## Written exercise
Output the rows below as a Markdown table, from the first line through the line containing "app-name: Speedtest xyxy=(1046,565,1118,582)", with a column No for the line number and a column Line for the line itself, leaving out blank lines.

## Data for the task

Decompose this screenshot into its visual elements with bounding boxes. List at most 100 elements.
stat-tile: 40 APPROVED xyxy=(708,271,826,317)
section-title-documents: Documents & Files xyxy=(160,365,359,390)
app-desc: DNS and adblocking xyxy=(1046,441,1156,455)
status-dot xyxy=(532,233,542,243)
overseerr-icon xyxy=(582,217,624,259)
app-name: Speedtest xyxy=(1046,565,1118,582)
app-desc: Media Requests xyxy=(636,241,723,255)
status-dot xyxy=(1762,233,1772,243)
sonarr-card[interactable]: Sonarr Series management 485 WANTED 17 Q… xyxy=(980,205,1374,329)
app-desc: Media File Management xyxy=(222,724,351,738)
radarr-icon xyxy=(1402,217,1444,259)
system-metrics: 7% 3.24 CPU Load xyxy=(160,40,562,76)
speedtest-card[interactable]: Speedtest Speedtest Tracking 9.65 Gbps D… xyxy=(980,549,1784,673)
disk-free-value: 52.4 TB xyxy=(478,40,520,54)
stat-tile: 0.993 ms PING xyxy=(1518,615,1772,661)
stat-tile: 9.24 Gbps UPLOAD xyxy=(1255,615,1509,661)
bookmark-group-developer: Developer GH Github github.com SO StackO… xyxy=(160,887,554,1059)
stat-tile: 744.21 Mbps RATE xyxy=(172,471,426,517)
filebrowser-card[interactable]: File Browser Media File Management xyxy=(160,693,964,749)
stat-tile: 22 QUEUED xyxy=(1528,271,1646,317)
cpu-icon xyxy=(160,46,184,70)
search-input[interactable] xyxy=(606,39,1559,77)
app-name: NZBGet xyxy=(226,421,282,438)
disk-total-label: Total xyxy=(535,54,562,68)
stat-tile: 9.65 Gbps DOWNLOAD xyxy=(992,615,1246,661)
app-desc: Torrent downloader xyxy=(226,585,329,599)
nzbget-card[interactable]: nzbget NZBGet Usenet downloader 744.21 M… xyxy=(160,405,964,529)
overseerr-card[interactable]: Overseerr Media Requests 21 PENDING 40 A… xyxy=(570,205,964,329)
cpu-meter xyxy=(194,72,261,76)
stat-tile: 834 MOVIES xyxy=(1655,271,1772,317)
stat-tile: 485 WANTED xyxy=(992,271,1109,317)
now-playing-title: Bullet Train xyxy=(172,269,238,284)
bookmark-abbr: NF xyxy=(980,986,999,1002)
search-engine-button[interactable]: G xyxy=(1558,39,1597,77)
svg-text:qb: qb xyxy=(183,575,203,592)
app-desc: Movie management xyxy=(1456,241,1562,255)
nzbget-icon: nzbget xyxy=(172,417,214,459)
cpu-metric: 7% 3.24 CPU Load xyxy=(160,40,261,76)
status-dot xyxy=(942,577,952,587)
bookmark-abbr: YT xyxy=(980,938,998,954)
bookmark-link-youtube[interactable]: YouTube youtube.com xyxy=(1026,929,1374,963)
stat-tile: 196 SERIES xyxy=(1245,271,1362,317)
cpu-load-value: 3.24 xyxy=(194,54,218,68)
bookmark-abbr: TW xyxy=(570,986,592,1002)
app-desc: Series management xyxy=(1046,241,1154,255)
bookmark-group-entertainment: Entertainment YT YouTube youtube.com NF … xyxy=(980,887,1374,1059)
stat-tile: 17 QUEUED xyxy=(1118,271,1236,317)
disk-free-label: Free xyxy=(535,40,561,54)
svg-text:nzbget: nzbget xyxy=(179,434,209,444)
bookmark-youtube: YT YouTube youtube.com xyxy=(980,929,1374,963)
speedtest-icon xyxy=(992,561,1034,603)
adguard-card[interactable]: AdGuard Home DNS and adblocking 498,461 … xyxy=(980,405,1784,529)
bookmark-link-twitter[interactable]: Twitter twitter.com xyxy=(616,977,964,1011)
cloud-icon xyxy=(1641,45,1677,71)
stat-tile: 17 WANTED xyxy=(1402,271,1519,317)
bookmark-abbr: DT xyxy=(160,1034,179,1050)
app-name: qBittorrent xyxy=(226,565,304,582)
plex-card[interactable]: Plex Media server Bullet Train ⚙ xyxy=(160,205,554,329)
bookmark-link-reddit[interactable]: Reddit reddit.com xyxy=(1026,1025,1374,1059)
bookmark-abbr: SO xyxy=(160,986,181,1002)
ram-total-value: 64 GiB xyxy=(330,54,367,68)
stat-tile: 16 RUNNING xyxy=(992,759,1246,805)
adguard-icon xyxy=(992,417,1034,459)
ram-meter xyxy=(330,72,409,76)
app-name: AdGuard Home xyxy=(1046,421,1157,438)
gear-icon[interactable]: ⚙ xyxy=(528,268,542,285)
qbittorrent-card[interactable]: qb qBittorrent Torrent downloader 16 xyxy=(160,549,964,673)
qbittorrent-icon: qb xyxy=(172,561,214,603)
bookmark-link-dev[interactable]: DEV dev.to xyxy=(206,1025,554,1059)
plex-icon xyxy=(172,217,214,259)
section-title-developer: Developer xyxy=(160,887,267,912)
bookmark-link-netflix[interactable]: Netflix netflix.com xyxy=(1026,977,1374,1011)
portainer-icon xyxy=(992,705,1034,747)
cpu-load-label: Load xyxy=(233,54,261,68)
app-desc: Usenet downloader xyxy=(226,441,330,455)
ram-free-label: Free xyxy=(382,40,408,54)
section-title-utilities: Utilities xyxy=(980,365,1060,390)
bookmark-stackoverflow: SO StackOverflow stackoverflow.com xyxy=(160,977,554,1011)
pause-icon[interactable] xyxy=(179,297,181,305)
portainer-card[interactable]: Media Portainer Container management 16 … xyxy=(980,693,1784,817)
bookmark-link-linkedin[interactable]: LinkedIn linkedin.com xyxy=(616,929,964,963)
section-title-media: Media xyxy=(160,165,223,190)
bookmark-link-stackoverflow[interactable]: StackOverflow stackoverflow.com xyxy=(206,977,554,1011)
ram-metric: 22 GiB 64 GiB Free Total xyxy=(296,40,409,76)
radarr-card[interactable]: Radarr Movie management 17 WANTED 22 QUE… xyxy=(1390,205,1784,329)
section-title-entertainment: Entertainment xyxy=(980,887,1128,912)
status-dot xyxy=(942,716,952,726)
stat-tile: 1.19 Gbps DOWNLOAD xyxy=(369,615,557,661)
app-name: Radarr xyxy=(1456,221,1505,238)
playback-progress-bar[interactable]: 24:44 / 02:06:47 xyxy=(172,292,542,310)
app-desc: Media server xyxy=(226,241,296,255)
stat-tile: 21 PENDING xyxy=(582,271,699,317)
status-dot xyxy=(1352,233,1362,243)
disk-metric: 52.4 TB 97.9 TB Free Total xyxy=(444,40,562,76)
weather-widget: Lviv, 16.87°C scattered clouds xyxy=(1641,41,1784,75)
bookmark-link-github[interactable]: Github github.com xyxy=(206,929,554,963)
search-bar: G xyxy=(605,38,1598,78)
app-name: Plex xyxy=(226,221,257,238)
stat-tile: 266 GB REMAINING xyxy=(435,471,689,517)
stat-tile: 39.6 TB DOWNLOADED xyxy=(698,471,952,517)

## Final result
| No | Line |
|---|---|
| 1 | Decompose this screenshot into its visual elements with bounding boxes. List at most 100 elements. |
| 2 | stat-tile: 40 APPROVED xyxy=(708,271,826,317) |
| 3 | section-title-documents: Documents & Files xyxy=(160,365,359,390) |
| 4 | app-desc: DNS and adblocking xyxy=(1046,441,1156,455) |
| 5 | status-dot xyxy=(532,233,542,243) |
| 6 | overseerr-icon xyxy=(582,217,624,259) |
| 7 | app-name: Speedtest xyxy=(1046,565,1118,582) |